━━━━━ RECORDS SUPPLIED
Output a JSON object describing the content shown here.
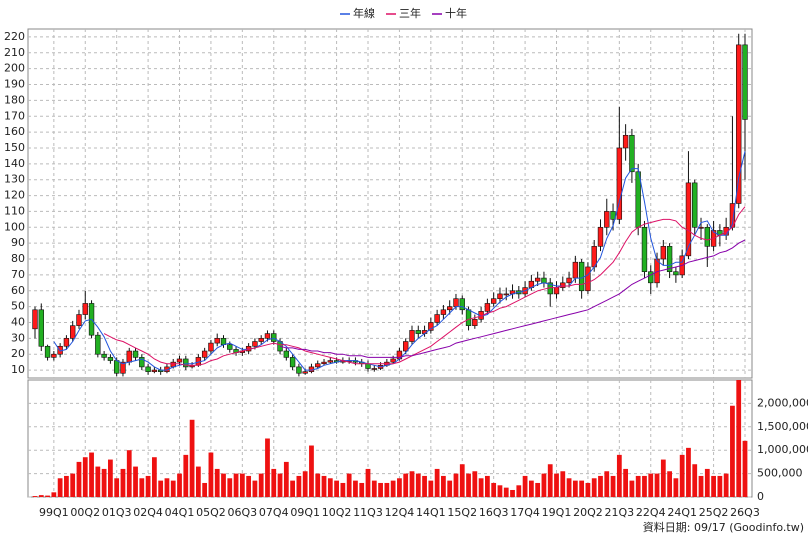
{
  "chart_data": {
    "type": "candlestick",
    "legend": [
      "年線",
      "三年",
      "十年"
    ],
    "footer": "資料日期: 09/17  (Goodinfo.tw)",
    "categories": [
      null,
      null,
      null,
      "99Q1",
      null,
      null,
      null,
      null,
      "00Q2",
      null,
      null,
      null,
      null,
      "01Q3",
      null,
      null,
      null,
      null,
      "02Q4",
      null,
      null,
      null,
      null,
      "04Q1",
      null,
      null,
      null,
      null,
      "05Q2",
      null,
      null,
      null,
      null,
      "06Q3",
      null,
      null,
      null,
      null,
      "07Q4",
      null,
      null,
      null,
      null,
      "09Q1",
      null,
      null,
      null,
      null,
      "10Q2",
      null,
      null,
      null,
      null,
      "11Q3",
      null,
      null,
      null,
      null,
      "12Q4",
      null,
      null,
      null,
      null,
      "14Q1",
      null,
      null,
      null,
      null,
      "15Q2",
      null,
      null,
      null,
      null,
      "16Q3",
      null,
      null,
      null,
      null,
      "17Q4",
      null,
      null,
      null,
      null,
      "19Q1",
      null,
      null,
      null,
      null,
      "20Q2",
      null,
      null,
      null,
      null,
      "21Q3",
      null,
      null,
      null,
      null,
      "22Q4",
      null,
      null,
      null,
      null,
      "24Q1",
      null,
      null,
      null,
      null,
      "25Q2",
      null,
      null,
      null,
      null,
      "26Q3"
    ],
    "open": [
      36,
      48,
      25,
      18,
      20,
      25,
      30,
      38,
      45,
      52,
      32,
      20,
      18,
      16,
      8,
      15,
      22,
      18,
      12,
      9,
      10,
      9,
      12,
      15,
      17,
      12,
      13,
      18,
      22,
      27,
      30,
      26,
      23,
      21,
      22,
      25,
      28,
      30,
      33,
      28,
      22,
      18,
      12,
      8,
      9,
      12,
      14,
      15,
      16,
      15,
      16,
      16,
      15,
      14,
      11,
      11,
      13,
      15,
      17,
      22,
      28,
      35,
      33,
      35,
      40,
      45,
      48,
      50,
      55,
      48,
      38,
      42,
      47,
      52,
      55,
      58,
      58,
      60,
      58,
      62,
      66,
      68,
      65,
      58,
      62,
      65,
      68,
      78,
      60,
      75,
      88,
      100,
      110,
      105,
      150,
      158,
      135,
      100,
      72,
      65,
      80,
      88,
      72,
      70,
      82,
      128,
      100,
      100,
      88,
      98,
      95,
      100,
      115,
      215
    ],
    "high": [
      50,
      52,
      26,
      22,
      27,
      32,
      41,
      48,
      60,
      54,
      34,
      22,
      20,
      18,
      17,
      24,
      24,
      20,
      14,
      12,
      12,
      14,
      17,
      19,
      19,
      15,
      20,
      24,
      29,
      33,
      32,
      28,
      25,
      24,
      27,
      30,
      32,
      35,
      35,
      30,
      24,
      20,
      14,
      11,
      14,
      16,
      17,
      18,
      18,
      18,
      18,
      18,
      17,
      16,
      13,
      15,
      17,
      19,
      24,
      30,
      38,
      38,
      38,
      43,
      48,
      51,
      54,
      58,
      57,
      50,
      45,
      50,
      55,
      59,
      62,
      62,
      64,
      63,
      66,
      70,
      72,
      72,
      68,
      66,
      69,
      72,
      82,
      80,
      78,
      92,
      105,
      118,
      115,
      176,
      165,
      162,
      140,
      104,
      76,
      84,
      92,
      90,
      75,
      86,
      148,
      130,
      106,
      102,
      104,
      102,
      106,
      170,
      222,
      222
    ],
    "low": [
      30,
      22,
      16,
      16,
      18,
      23,
      28,
      36,
      42,
      30,
      18,
      16,
      14,
      6,
      6,
      13,
      16,
      10,
      7,
      8,
      7,
      8,
      11,
      13,
      10,
      11,
      12,
      16,
      20,
      25,
      24,
      21,
      19,
      19,
      20,
      23,
      26,
      28,
      26,
      20,
      16,
      10,
      6,
      7,
      8,
      11,
      13,
      14,
      14,
      14,
      14,
      13,
      12,
      9,
      9,
      10,
      12,
      14,
      16,
      20,
      26,
      30,
      31,
      33,
      38,
      42,
      45,
      48,
      45,
      35,
      36,
      40,
      45,
      50,
      52,
      54,
      55,
      55,
      56,
      60,
      63,
      62,
      50,
      55,
      60,
      62,
      65,
      55,
      58,
      72,
      85,
      95,
      98,
      102,
      142,
      128,
      95,
      68,
      58,
      62,
      76,
      68,
      65,
      68,
      80,
      95,
      92,
      75,
      85,
      88,
      92,
      98,
      112,
      130
    ],
    "close": [
      48,
      25,
      18,
      20,
      25,
      30,
      38,
      45,
      52,
      32,
      20,
      18,
      16,
      8,
      15,
      22,
      18,
      12,
      9,
      10,
      9,
      12,
      15,
      17,
      12,
      13,
      18,
      22,
      27,
      30,
      26,
      23,
      21,
      22,
      25,
      28,
      30,
      33,
      28,
      22,
      18,
      12,
      8,
      9,
      12,
      14,
      15,
      16,
      15,
      16,
      16,
      15,
      14,
      11,
      11,
      13,
      15,
      17,
      22,
      28,
      35,
      33,
      35,
      40,
      45,
      48,
      50,
      55,
      48,
      38,
      42,
      47,
      52,
      55,
      58,
      58,
      60,
      58,
      62,
      66,
      68,
      65,
      58,
      62,
      65,
      68,
      78,
      60,
      75,
      88,
      100,
      110,
      105,
      150,
      158,
      135,
      100,
      72,
      65,
      80,
      88,
      72,
      70,
      82,
      128,
      100,
      100,
      88,
      98,
      95,
      100,
      115,
      215,
      168
    ],
    "up_color": "#ff1a1a",
    "down_color": "#22b022",
    "series": [
      {
        "name": "年線",
        "color": "#2255dd",
        "values": [
          null,
          null,
          null,
          28,
          22,
          23,
          28,
          35,
          41,
          42,
          37,
          31,
          22,
          16,
          14,
          15,
          16,
          17,
          15,
          12,
          10,
          10,
          12,
          13,
          14,
          14,
          15,
          16,
          20,
          24,
          26,
          27,
          25,
          23,
          23,
          24,
          26,
          29,
          30,
          28,
          25,
          20,
          15,
          10,
          10,
          11,
          13,
          14,
          15,
          16,
          16,
          16,
          15,
          14,
          13,
          12,
          13,
          14,
          17,
          21,
          26,
          30,
          33,
          36,
          38,
          42,
          46,
          50,
          50,
          48,
          46,
          44,
          45,
          49,
          53,
          56,
          58,
          59,
          60,
          62,
          64,
          65,
          64,
          63,
          63,
          63,
          68,
          68,
          70,
          75,
          81,
          93,
          101,
          116,
          131,
          137,
          137,
          116,
          93,
          79,
          76,
          76,
          78,
          78,
          88,
          95,
          103,
          104,
          97,
          95,
          95,
          102,
          131,
          148
        ]
      },
      {
        "name": "三年",
        "color": "#dd1166",
        "values": [
          null,
          null,
          null,
          null,
          null,
          null,
          null,
          null,
          null,
          null,
          null,
          33,
          31,
          29,
          28,
          26,
          24,
          22,
          20,
          17,
          15,
          14,
          14,
          14,
          13,
          13,
          13,
          14,
          16,
          17,
          19,
          20,
          21,
          22,
          23,
          24,
          25,
          26,
          27,
          26,
          26,
          25,
          24,
          22,
          21,
          20,
          19,
          18,
          17,
          16,
          15,
          14,
          14,
          14,
          14,
          14,
          14,
          14,
          15,
          17,
          19,
          21,
          23,
          25,
          28,
          31,
          34,
          37,
          40,
          42,
          43,
          44,
          46,
          47,
          49,
          50,
          52,
          54,
          56,
          58,
          60,
          61,
          62,
          62,
          63,
          63,
          64,
          64,
          65,
          67,
          70,
          74,
          78,
          84,
          91,
          97,
          100,
          102,
          103,
          104,
          105,
          105,
          104,
          100,
          98,
          95,
          93,
          92,
          93,
          95,
          97,
          100,
          108,
          113
        ]
      },
      {
        "name": "十年",
        "color": "#8800aa",
        "values": [
          null,
          null,
          null,
          null,
          null,
          null,
          null,
          null,
          null,
          null,
          null,
          null,
          null,
          null,
          null,
          null,
          null,
          null,
          null,
          null,
          null,
          null,
          null,
          null,
          null,
          null,
          null,
          null,
          null,
          null,
          null,
          null,
          null,
          null,
          null,
          null,
          null,
          null,
          null,
          25,
          24,
          24,
          23,
          23,
          22,
          22,
          21,
          21,
          20,
          20,
          19,
          19,
          19,
          18,
          18,
          18,
          18,
          18,
          18,
          19,
          19,
          20,
          21,
          22,
          23,
          24,
          25,
          27,
          28,
          29,
          30,
          31,
          32,
          33,
          34,
          35,
          36,
          37,
          38,
          39,
          40,
          41,
          42,
          43,
          44,
          45,
          46,
          47,
          48,
          50,
          52,
          54,
          56,
          58,
          61,
          64,
          66,
          68,
          70,
          72,
          73,
          74,
          75,
          76,
          78,
          79,
          80,
          81,
          82,
          84,
          85,
          87,
          90,
          92
        ]
      }
    ],
    "ylim": [
      5,
      225
    ],
    "yticks": [
      10,
      20,
      30,
      40,
      50,
      60,
      70,
      80,
      90,
      100,
      110,
      120,
      130,
      140,
      150,
      160,
      170,
      180,
      190,
      200,
      210,
      220
    ],
    "grid": true,
    "volume": {
      "color": "#ee1111",
      "ylim": [
        0,
        2500000
      ],
      "yticks": [
        0,
        {
          "value": 500000,
          "label": "500,000"
        },
        {
          "value": 1000000,
          "label": "1,000,000"
        },
        {
          "value": 1500000,
          "label": "1,500,000"
        },
        {
          "value": 2000000,
          "label": "2,000,000"
        }
      ],
      "values": [
        20000,
        40000,
        30000,
        100000,
        400000,
        450000,
        500000,
        750000,
        850000,
        950000,
        650000,
        600000,
        800000,
        400000,
        600000,
        1000000,
        650000,
        400000,
        450000,
        850000,
        350000,
        400000,
        350000,
        500000,
        900000,
        1650000,
        650000,
        300000,
        950000,
        600000,
        500000,
        400000,
        500000,
        500000,
        450000,
        350000,
        500000,
        1250000,
        600000,
        500000,
        750000,
        350000,
        450000,
        550000,
        1100000,
        500000,
        450000,
        400000,
        350000,
        300000,
        500000,
        350000,
        300000,
        600000,
        350000,
        300000,
        300000,
        350000,
        400000,
        500000,
        550000,
        500000,
        450000,
        350000,
        600000,
        450000,
        350000,
        500000,
        700000,
        500000,
        550000,
        400000,
        450000,
        300000,
        250000,
        200000,
        150000,
        250000,
        450000,
        350000,
        300000,
        500000,
        700000,
        500000,
        550000,
        400000,
        350000,
        350000,
        300000,
        400000,
        450000,
        550000,
        450000,
        900000,
        600000,
        350000,
        450000,
        450000,
        500000,
        500000,
        800000,
        550000,
        400000,
        900000,
        1050000,
        700000,
        450000,
        600000,
        450000,
        450000,
        500000,
        1950000,
        2500000,
        1200000
      ]
    }
  }
}
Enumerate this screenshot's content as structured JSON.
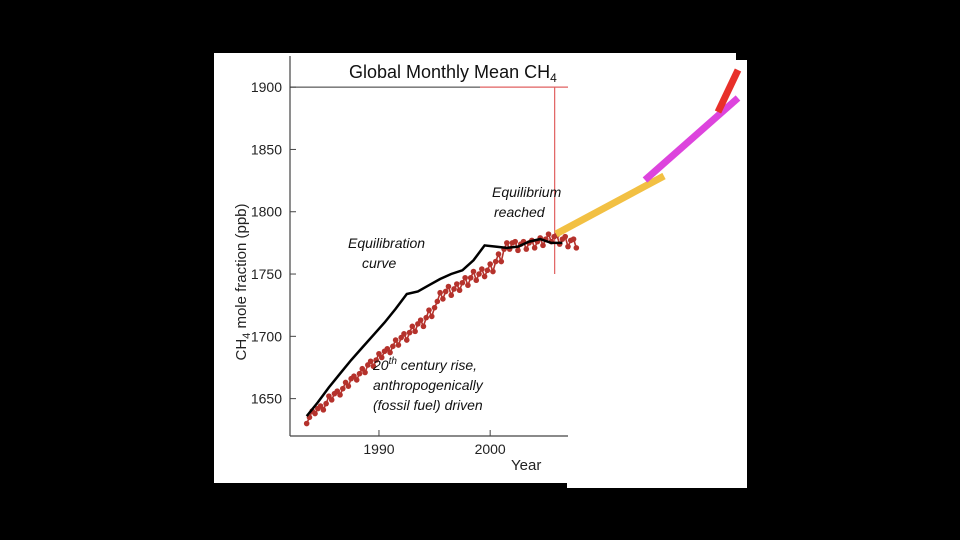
━━━━━━━━━━
→ PROBLEM TO SOLVE:
Copy down every line of the entries containing the word "content".

→ TASK ANSWER:
Output a JSON object describing the content shown here.
Enumerate this screenshot's content as structured JSON.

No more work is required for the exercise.